++++ Dataset entries ++++

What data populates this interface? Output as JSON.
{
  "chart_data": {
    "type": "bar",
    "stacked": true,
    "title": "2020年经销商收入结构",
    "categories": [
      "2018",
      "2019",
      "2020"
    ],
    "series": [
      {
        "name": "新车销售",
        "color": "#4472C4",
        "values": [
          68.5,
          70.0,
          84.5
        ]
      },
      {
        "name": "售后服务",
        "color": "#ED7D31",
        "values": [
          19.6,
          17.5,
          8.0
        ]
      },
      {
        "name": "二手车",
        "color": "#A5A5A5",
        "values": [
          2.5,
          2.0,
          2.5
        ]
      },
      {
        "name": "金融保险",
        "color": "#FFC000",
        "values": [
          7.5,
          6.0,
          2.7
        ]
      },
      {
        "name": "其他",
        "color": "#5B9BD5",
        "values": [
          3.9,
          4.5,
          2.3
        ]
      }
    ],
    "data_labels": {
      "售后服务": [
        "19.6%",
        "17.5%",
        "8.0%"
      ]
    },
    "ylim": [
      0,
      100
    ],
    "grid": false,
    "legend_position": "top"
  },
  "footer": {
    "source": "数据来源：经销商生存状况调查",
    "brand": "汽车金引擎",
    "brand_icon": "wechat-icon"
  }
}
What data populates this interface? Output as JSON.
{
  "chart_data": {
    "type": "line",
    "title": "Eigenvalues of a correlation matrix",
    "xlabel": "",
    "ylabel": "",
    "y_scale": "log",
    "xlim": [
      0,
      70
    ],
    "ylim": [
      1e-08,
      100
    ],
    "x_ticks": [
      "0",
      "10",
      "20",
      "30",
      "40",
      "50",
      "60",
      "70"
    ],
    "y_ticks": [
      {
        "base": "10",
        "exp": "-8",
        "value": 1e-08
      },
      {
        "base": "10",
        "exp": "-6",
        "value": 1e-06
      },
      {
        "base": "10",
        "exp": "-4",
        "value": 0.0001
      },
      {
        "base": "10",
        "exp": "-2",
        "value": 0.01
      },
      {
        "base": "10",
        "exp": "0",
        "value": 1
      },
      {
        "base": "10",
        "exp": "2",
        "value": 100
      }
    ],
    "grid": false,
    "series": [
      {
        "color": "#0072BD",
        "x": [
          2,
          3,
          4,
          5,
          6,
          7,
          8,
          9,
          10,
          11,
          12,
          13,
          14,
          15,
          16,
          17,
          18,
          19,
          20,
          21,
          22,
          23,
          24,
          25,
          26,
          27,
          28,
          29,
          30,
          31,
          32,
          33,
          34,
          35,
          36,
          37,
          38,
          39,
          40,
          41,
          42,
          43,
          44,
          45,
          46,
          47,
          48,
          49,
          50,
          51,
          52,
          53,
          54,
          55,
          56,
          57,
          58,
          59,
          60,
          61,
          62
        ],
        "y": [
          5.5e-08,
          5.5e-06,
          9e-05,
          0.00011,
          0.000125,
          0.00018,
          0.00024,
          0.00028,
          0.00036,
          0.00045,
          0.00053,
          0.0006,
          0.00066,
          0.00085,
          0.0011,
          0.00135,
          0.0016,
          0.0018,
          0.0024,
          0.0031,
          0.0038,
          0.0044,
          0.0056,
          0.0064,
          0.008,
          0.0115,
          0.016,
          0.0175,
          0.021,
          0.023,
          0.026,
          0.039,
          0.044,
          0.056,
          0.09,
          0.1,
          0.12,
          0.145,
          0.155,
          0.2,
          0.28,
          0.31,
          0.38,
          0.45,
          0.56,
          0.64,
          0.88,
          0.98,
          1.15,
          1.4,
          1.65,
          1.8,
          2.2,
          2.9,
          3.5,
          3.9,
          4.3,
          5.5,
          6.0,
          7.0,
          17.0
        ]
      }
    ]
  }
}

++++

Each record above should be restated word for word.

What data populates this interface? Output as JSON.
{
  "chart_data": {
    "type": "bar",
    "stacked": true,
    "title": "2020年经销商收入结构",
    "categories": [
      "2018",
      "2019",
      "2020"
    ],
    "series": [
      {
        "name": "新车销售",
        "color": "#4472C4",
        "values": [
          68.5,
          70.0,
          84.5
        ]
      },
      {
        "name": "售后服务",
        "color": "#ED7D31",
        "values": [
          19.6,
          17.5,
          8.0
        ]
      },
      {
        "name": "二手车",
        "color": "#A5A5A5",
        "values": [
          2.5,
          2.0,
          2.5
        ]
      },
      {
        "name": "金融保险",
        "color": "#FFC000",
        "values": [
          7.5,
          6.0,
          2.7
        ]
      },
      {
        "name": "其他",
        "color": "#5B9BD5",
        "values": [
          3.9,
          4.5,
          2.3
        ]
      }
    ],
    "data_labels": {
      "售后服务": [
        "19.6%",
        "17.5%",
        "8.0%"
      ]
    },
    "ylim": [
      0,
      100
    ],
    "grid": false,
    "legend_position": "top"
  },
  "footer": {
    "source": "数据来源：经销商生存状况调查",
    "brand": "汽车金引擎",
    "brand_icon": "wechat-icon"
  }
}
What data populates this interface? Output as JSON.
{
  "chart_data": {
    "type": "line",
    "title": "Eigenvalues of a correlation matrix",
    "xlabel": "",
    "ylabel": "",
    "y_scale": "log",
    "xlim": [
      0,
      70
    ],
    "ylim": [
      1e-08,
      100
    ],
    "x_ticks": [
      "0",
      "10",
      "20",
      "30",
      "40",
      "50",
      "60",
      "70"
    ],
    "y_ticks": [
      {
        "base": "10",
        "exp": "-8",
        "value": 1e-08
      },
      {
        "base": "10",
        "exp": "-6",
        "value": 1e-06
      },
      {
        "base": "10",
        "exp": "-4",
        "value": 0.0001
      },
      {
        "base": "10",
        "exp": "-2",
        "value": 0.01
      },
      {
        "base": "10",
        "exp": "0",
        "value": 1
      },
      {
        "base": "10",
        "exp": "2",
        "value": 100
      }
    ],
    "grid": false,
    "series": [
      {
        "color": "#0072BD",
        "x": [
          2,
          3,
          4,
          5,
          6,
          7,
          8,
          9,
          10,
          11,
          12,
          13,
          14,
          15,
          16,
          17,
          18,
          19,
          20,
          21,
          22,
          23,
          24,
          25,
          26,
          27,
          28,
          29,
          30,
          31,
          32,
          33,
          34,
          35,
          36,
          37,
          38,
          39,
          40,
          41,
          42,
          43,
          44,
          45,
          46,
          47,
          48,
          49,
          50,
          51,
          52,
          53,
          54,
          55,
          56,
          57,
          58,
          59,
          60,
          61,
          62
        ],
        "y": [
          5.5e-08,
          5.5e-06,
          9e-05,
          0.00011,
          0.000125,
          0.00018,
          0.00024,
          0.00028,
          0.00036,
          0.00045,
          0.00053,
          0.0006,
          0.00066,
          0.00085,
          0.0011,
          0.00135,
          0.0016,
          0.0018,
          0.0024,
          0.0031,
          0.0038,
          0.0044,
          0.0056,
          0.0064,
          0.008,
          0.0115,
          0.016,
          0.0175,
          0.021,
          0.023,
          0.026,
          0.039,
          0.044,
          0.056,
          0.09,
          0.1,
          0.12,
          0.145,
          0.155,
          0.2,
          0.28,
          0.31,
          0.38,
          0.45,
          0.56,
          0.64,
          0.88,
          0.98,
          1.15,
          1.4,
          1.65,
          1.8,
          2.2,
          2.9,
          3.5,
          3.9,
          4.3,
          5.5,
          6.0,
          7.0,
          17.0
        ]
      }
    ]
  }
}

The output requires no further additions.